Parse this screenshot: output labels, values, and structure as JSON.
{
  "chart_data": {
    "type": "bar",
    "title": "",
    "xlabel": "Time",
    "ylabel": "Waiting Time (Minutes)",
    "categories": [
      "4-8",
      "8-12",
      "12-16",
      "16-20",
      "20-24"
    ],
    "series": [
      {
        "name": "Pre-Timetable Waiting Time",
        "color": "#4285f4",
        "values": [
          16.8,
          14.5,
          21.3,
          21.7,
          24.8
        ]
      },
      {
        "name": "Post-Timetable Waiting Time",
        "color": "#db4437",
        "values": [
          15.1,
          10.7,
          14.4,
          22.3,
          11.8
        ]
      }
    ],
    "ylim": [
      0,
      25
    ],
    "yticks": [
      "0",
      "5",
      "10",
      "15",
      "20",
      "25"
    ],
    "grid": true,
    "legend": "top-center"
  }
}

_Description of the task_.
All entries must be repeated verbatim.

_Exercise result_.
Parse this screenshot: output labels, values, and structure as JSON.
{
  "chart_data": {
    "type": "bar",
    "title": "",
    "xlabel": "Time",
    "ylabel": "Waiting Time (Minutes)",
    "categories": [
      "4-8",
      "8-12",
      "12-16",
      "16-20",
      "20-24"
    ],
    "series": [
      {
        "name": "Pre-Timetable Waiting Time",
        "color": "#4285f4",
        "values": [
          16.8,
          14.5,
          21.3,
          21.7,
          24.8
        ]
      },
      {
        "name": "Post-Timetable Waiting Time",
        "color": "#db4437",
        "values": [
          15.1,
          10.7,
          14.4,
          22.3,
          11.8
        ]
      }
    ],
    "ylim": [
      0,
      25
    ],
    "yticks": [
      "0",
      "5",
      "10",
      "15",
      "20",
      "25"
    ],
    "grid": true,
    "legend": "top-center"
  }
}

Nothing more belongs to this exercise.